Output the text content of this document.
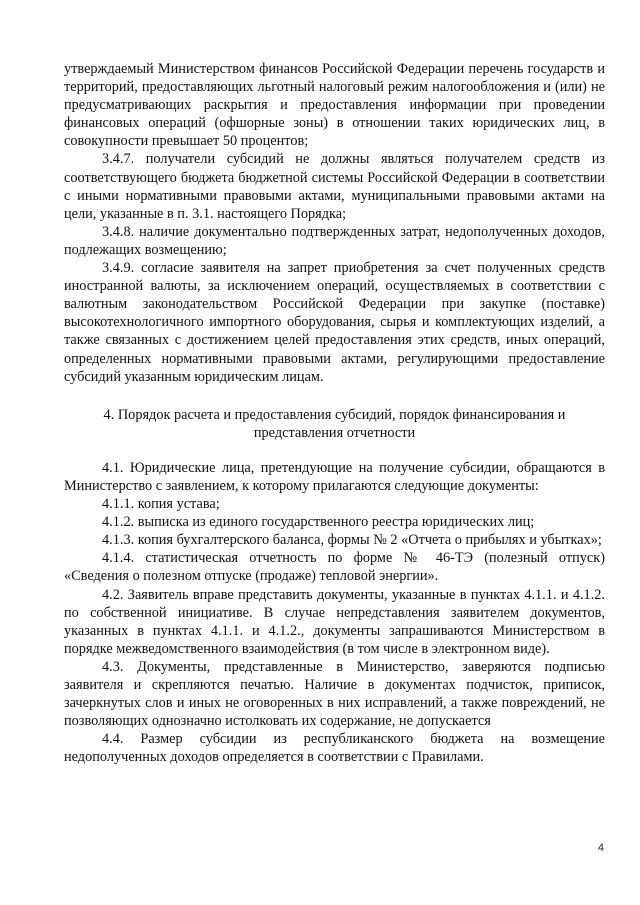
утверждаемый Министерством финансов Российской Федерации перечень государств и территорий, предоставляющих льготный налоговый режим налогообложения и (или) не предусматривающих раскрытия и предоставления информации при проведении финансовых операций (офшорные зоны) в отношении таких юридических лиц, в совокупности превышает 50 процентов;

3.4.7. получатели субсидий не должны являться получателем средств из соответствующего бюджета бюджетной системы Российской Федерации в соответствии с иными нормативными правовыми актами, муниципальными правовыми актами на цели, указанные в п. 3.1. настоящего Порядка;

3.4.8. наличие документально подтвержденных затрат, недополученных доходов, подлежащих возмещению;

3.4.9. согласие заявителя на запрет приобретения за счет полученных средств иностранной валюты, за исключением операций, осуществляемых в соответствии с валютным законодательством Российской Федерации при закупке (поставке) высокотехнологичного импортного оборудования, сырья и комплектующих изделий, а также связанных с достижением целей предоставления этих средств, иных операций, определенных нормативными правовыми актами, регулирующими предоставление субсидий указанным юридическим лицам.

4. Порядок расчета и предоставления субсидий, порядок финансирования и представления отчетности

4.1. Юридические лица, претендующие на получение субсидии, обращаются в Министерство с заявлением, к которому прилагаются следующие документы:

4.1.1. копия устава;

4.1.2. выписка из единого государственного реестра юридических лиц;

4.1.3. копия бухгалтерского баланса, формы № 2 «Отчета о прибылях и убытках»;

4.1.4. статистическая отчетность по форме № 46-ТЭ (полезный отпуск) «Сведения о полезном отпуске (продаже) тепловой энергии».

4.2. Заявитель вправе представить документы, указанные в пунктах 4.1.1. и 4.1.2. по собственной инициативе. В случае непредставления заявителем документов, указанных в пунктах 4.1.1. и 4.1.2., документы запрашиваются Министерством в порядке межведомственного взаимодействия (в том числе в электронном виде).

4.3. Документы, представленные в Министерство, заверяются подписью заявителя и скрепляются печатью. Наличие в документах подчисток, приписок, зачеркнутых слов и иных не оговоренных в них исправлений, а также повреждений, не позволяющих однозначно истолковать их содержание, не допускается

4.4. Размер субсидии из республиканского бюджета на возмещение недополученных доходов определяется в соответствии с Правилами.

4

TO DO :: What is needed is an exact reproduction of the data, pictures excluded.

WORKED SOLUTION ::
Output the text content of this document.
утверждаемый Министерством финансов Российской Федерации перечень государств и территорий, предоставляющих льготный налоговый режим налогообложения и (или) не предусматривающих раскрытия и предоставления информации при проведении финансовых операций (офшорные зоны) в отношении таких юридических лиц, в совокупности превышает 50 процентов;

3.4.7. получатели субсидий не должны являться получателем средств из соответствующего бюджета бюджетной системы Российской Федерации в соответствии с иными нормативными правовыми актами, муниципальными правовыми актами на цели, указанные в п. 3.1. настоящего Порядка;

3.4.8. наличие документально подтвержденных затрат, недополученных доходов, подлежащих возмещению;

3.4.9. согласие заявителя на запрет приобретения за счет полученных средств иностранной валюты, за исключением операций, осуществляемых в соответствии с валютным законодательством Российской Федерации при закупке (поставке) высокотехнологичного импортного оборудования, сырья и комплектующих изделий, а также связанных с достижением целей предоставления этих средств, иных операций, определенных нормативными правовыми актами, регулирующими предоставление субсидий указанным юридическим лицам.

4. Порядок расчета и предоставления субсидий, порядок финансирования и представления отчетности

4.1. Юридические лица, претендующие на получение субсидии, обращаются в Министерство с заявлением, к которому прилагаются следующие документы:

4.1.1. копия устава;

4.1.2. выписка из единого государственного реестра юридических лиц;

4.1.3. копия бухгалтерского баланса, формы № 2 «Отчета о прибылях и убытках»;

4.1.4. статистическая отчетность по форме № 46-ТЭ (полезный отпуск) «Сведения о полезном отпуске (продаже) тепловой энергии».

4.2. Заявитель вправе представить документы, указанные в пунктах 4.1.1. и 4.1.2. по собственной инициативе. В случае непредставления заявителем документов, указанных в пунктах 4.1.1. и 4.1.2., документы запрашиваются Министерством в порядке межведомственного взаимодействия (в том числе в электронном виде).

4.3. Документы, представленные в Министерство, заверяются подписью заявителя и скрепляются печатью. Наличие в документах подчисток, приписок, зачеркнутых слов и иных не оговоренных в них исправлений, а также повреждений, не позволяющих однозначно истолковать их содержание, не допускается

4.4. Размер субсидии из республиканского бюджета на возмещение недополученных доходов определяется в соответствии с Правилами.

4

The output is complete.